# [Given exercise 1]
Condense the paragraph of the J.H. Holloway profile that begins "In 1949, in collaboration with Professor H. Spence-Sales" into a short bulleted list that keeps its main facts.
# [Given exercise 2]
Pick up the J.H. Holloway profile after its final sentence and write the next part.

# [Reading passage]

....................

J.H. Holloway
Jack Holloway died
in Sidney, BC on April 16,
1975.
He was born in 1909
in Bristol, England. Jack graduated from the University of Bristol with
B.Sc. and M.Sc. degrees in civil engineering and immigrated to Alberta in
1930.
There he took on the chores of chainman and instrumentman on a DPW highway
construction crew, incidentally getting an axe head embedded in his back
after too hefty a swing.
In
1934,
he qualified as a Dominion Land Surveyor and in
1935
became an Alberta Land Surveyor. For two years, he was surveyor to the Land
Titles Office in Edmonton. In
1938,
he was appointed assistant Director of Surveys and town planning. In
1947
he became director of these branches. At about the same time, he acquired
the additional duties of chairman of the Provincial Parks Board, member of
the Prairie Provinces Rural Housing Advisory Commission, member and later
chairman of the Geographic Board of Alberta and part-time chairman of the
Civil Service Commission. In
1962,
he became a member of the Town Planning Institute of Canada.
In
1949,
in collaboration with Professor H. Spence-Sales of McGill University, Jack
studied metro planning problems in Alberta, devised a system of regional and
municipal planning districts and thereby evolved the first type of regional
planning and the most progressive and forward-looking Planning Act on the
North American Continent. He was then appointed the charter chairman,
Edmonton District Planning Commission.
Concurrently with
these arduous duties, Jack was also Alberta Boundary Commissioner on the
Alberta-BC and Alberta-NWT boundary commissions involving the surveying
of 450 miles of provincial boundaries. These activities were still not
sufficient to occupy his time, talent and energies; he was also chairman
provincial Planning Board, vice-president of the Civil Service Association
of Alberta, secretary-treasurer and registrar of the Alberta Land Surveyors'
Association,
1949-1967,
of which he became president in
1949
and a life member in
1970.

....................

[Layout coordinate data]
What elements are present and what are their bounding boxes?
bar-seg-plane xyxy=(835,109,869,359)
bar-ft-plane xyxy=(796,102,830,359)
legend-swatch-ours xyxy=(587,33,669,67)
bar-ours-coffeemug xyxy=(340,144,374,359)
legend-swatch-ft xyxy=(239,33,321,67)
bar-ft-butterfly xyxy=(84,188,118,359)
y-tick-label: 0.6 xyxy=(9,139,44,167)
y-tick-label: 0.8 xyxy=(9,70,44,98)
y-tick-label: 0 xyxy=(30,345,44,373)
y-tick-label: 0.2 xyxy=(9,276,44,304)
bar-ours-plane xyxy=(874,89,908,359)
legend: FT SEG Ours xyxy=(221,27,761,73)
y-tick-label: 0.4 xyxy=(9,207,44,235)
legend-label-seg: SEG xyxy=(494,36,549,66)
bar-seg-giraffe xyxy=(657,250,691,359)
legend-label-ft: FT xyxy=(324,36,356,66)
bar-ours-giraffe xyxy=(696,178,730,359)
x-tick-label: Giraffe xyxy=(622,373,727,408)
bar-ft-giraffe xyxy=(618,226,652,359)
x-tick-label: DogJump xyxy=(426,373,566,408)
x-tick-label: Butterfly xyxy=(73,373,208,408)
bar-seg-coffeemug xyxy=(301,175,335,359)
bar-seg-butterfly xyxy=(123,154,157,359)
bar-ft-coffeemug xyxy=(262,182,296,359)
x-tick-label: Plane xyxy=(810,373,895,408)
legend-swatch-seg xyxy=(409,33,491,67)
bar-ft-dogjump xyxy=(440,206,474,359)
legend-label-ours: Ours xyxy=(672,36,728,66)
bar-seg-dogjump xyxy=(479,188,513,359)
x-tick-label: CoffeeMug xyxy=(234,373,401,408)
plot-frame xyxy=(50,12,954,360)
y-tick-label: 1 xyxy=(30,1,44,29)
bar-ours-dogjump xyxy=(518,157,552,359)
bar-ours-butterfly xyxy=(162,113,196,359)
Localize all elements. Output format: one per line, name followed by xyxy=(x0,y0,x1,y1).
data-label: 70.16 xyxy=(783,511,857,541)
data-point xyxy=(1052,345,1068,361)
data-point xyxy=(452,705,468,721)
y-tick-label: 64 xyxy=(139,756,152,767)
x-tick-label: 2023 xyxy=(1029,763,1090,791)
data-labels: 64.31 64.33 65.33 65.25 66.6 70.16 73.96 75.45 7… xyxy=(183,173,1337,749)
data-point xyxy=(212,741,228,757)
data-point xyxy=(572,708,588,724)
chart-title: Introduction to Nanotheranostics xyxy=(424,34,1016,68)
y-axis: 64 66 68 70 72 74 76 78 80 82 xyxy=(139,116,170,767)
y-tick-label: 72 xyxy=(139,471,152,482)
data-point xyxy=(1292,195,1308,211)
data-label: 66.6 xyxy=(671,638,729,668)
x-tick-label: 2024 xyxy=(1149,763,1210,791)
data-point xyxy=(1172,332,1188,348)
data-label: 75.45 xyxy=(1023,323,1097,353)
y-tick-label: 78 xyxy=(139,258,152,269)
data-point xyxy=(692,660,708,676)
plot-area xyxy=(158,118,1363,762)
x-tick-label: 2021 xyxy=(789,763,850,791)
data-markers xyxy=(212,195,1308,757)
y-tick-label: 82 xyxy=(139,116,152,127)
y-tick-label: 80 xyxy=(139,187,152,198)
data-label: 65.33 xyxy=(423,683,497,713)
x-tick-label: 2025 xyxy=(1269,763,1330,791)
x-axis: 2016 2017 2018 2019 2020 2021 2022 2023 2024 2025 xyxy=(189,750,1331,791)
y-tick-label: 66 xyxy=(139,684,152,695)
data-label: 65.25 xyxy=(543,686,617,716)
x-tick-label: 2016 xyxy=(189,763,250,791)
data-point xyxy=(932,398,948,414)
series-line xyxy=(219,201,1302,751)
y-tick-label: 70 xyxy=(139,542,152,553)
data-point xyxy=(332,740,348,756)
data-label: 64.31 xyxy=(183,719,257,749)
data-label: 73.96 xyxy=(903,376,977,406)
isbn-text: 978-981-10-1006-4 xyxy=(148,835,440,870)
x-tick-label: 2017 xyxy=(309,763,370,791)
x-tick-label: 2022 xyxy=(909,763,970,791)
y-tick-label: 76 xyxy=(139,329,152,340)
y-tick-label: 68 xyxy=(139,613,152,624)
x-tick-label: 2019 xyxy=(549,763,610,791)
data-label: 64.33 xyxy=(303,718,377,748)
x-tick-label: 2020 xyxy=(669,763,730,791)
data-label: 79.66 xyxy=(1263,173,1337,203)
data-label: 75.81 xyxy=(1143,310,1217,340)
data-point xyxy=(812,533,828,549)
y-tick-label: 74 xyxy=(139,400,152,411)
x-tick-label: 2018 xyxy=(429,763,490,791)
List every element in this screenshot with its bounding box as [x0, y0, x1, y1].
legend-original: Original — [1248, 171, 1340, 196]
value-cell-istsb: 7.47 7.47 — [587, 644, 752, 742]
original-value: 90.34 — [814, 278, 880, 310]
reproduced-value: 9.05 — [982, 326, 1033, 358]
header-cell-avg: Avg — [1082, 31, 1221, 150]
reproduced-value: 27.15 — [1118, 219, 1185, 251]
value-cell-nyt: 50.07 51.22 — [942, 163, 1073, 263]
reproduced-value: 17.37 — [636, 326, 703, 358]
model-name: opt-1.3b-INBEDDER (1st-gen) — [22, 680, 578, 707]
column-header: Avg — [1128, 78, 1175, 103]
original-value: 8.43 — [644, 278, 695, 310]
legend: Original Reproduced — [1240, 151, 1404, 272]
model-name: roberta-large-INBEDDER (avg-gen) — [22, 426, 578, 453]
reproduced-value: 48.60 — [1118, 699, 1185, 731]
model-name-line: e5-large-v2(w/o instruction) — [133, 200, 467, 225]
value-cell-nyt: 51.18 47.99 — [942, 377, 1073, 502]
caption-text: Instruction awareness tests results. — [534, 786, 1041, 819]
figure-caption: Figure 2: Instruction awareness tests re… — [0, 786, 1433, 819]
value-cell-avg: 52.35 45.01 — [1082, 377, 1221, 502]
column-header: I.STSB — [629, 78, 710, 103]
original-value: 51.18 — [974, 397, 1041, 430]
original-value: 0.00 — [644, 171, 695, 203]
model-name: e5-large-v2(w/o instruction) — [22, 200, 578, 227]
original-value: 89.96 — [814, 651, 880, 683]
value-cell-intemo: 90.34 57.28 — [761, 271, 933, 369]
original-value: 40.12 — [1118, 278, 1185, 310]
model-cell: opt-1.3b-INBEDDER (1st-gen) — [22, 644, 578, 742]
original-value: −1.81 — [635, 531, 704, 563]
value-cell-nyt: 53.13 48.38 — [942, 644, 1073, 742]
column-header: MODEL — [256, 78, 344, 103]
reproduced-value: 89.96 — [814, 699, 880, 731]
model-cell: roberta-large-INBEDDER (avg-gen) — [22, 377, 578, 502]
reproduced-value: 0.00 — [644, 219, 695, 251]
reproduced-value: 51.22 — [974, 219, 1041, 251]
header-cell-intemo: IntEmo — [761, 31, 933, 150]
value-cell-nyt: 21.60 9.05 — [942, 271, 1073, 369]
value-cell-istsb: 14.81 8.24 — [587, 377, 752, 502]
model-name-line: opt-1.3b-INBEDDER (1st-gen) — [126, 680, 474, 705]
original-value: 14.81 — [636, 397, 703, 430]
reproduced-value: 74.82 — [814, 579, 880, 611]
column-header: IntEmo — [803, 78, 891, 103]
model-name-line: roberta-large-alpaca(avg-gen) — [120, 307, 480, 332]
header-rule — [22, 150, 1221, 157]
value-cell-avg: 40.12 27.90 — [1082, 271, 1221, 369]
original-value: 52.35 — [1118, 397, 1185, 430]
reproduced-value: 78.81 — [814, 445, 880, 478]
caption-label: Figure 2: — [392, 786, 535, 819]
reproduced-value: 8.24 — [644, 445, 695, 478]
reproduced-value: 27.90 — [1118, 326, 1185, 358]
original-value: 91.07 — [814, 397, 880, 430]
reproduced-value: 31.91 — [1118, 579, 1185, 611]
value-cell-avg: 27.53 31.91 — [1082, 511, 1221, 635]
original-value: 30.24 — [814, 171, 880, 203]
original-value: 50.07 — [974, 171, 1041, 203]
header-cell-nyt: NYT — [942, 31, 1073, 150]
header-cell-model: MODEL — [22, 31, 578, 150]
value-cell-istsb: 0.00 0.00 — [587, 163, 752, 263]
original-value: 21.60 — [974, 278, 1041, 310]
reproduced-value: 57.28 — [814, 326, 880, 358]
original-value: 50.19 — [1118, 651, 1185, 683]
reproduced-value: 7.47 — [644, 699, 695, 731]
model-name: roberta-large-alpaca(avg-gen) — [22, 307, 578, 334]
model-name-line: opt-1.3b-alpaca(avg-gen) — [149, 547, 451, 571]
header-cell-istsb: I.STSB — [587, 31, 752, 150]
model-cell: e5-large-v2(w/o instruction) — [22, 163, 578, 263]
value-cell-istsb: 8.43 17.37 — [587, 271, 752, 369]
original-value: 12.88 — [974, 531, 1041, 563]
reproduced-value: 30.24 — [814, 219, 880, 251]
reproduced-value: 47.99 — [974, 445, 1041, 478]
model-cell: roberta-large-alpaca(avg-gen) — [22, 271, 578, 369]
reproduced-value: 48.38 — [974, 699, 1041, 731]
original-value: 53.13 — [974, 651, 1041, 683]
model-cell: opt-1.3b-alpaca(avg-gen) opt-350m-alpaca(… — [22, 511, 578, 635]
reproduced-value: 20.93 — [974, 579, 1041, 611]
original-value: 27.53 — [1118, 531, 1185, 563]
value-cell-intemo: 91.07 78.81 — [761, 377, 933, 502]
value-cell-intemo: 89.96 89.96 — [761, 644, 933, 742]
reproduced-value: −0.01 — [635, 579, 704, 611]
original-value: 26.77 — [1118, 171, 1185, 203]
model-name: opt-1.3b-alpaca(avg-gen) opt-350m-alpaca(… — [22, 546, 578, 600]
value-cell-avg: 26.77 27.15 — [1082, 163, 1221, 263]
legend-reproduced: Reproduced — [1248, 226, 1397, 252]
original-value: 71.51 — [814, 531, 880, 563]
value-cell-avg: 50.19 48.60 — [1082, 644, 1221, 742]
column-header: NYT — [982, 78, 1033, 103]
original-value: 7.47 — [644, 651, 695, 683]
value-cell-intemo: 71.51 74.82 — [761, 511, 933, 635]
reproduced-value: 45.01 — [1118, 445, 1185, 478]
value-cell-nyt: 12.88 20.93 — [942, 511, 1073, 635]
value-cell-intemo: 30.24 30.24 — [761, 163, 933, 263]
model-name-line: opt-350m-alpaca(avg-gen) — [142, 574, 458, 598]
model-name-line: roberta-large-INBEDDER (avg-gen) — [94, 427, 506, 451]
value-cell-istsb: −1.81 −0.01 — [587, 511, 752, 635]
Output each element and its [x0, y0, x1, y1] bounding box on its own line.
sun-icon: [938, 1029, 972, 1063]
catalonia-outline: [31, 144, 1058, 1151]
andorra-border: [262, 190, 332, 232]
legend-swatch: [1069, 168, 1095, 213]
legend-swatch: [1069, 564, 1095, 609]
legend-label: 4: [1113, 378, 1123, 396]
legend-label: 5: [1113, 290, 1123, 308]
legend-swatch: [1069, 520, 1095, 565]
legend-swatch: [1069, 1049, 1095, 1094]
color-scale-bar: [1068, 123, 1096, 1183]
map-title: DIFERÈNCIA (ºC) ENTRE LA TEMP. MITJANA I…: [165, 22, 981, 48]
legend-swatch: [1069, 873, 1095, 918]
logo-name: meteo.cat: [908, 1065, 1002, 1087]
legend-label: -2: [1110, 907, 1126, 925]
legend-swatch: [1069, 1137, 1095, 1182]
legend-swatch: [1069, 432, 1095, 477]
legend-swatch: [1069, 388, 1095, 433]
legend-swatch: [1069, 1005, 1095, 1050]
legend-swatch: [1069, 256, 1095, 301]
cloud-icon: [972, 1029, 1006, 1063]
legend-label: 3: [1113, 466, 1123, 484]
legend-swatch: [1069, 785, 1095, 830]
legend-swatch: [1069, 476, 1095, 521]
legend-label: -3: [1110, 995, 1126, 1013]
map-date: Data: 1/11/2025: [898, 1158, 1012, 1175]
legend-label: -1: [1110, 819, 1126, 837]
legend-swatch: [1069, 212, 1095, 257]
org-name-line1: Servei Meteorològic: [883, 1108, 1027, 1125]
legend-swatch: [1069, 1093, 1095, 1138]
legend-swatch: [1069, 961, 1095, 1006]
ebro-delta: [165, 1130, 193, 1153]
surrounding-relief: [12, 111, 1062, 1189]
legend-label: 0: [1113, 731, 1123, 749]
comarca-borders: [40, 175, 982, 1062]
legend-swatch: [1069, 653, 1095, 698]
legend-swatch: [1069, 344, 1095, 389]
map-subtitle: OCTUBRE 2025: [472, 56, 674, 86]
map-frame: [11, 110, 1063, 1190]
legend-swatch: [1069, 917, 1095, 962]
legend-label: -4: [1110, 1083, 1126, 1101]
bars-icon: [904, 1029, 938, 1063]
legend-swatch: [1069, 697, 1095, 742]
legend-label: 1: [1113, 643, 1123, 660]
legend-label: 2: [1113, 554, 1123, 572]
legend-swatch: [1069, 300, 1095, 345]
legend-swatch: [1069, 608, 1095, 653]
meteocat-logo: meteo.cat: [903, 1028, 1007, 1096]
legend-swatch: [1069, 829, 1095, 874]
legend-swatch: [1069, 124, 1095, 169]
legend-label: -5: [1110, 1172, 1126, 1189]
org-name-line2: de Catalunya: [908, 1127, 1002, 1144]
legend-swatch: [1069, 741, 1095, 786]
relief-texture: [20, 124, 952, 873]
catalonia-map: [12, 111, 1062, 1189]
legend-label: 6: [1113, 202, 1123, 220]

....................

# [Written response 1]
- In 1949, worked with Professor H. Spence-Sales of McGill University on metro planning problems in Alberta.
- Devised a system of regional and municipal planning districts.
- Through this work, evolved the first type of regional planning and the most progressive and forward-looking Planning Act on the North American Continent.
- Was then appointed charter chairman of the Edmonton District Planning Commission.

# [Written response 2]
Having divested
himself of the directorship of the surveys, Planning and Parks Board, he
became, in turn, assistant clerk to the Legislative Assembly, chairman of
the Civil Service Commission, Public Service Commissioner and chairman of
the Classification Appeal Board with the rank of Deputy Minister. Following
his retirement from government service in August
1965,
due to ill health, he was a partner in the town planning firm of Makale
Holloway and Associates Ltd. until his full retirement to Sidney, BC, two
years later.
During Jack's long,
productive and allencompassing stewardship of the Alberta Land Surveyors'
Association, he was the initiator and driving force behind modernizing the
Surveys Act, the Land Surveyors Act, the Planning Act and had considerable
input into revisions to the Land Titles Act and the Expropriations Act. He
was well known and highly respected in surveying circles across Canada and
wrote at least nine articles for The Canadian Surveyor on various topics
including "The Discovery of the Longitude," "Northern Alberta Oil Sands and
their Development" and particularly “The Principles of Evidence," which has
become a classic in its field and required reading for a proper
understanding of the "Surveyor and the Law." Jack had a lucid polished
literary style and a well developed sense of humor. In his younger days, he
was a regular contributor to Punch in London, England. He wrote a history of
the Alberta Land Surveyors' Association and wrote articles and gave lectures
on town planning.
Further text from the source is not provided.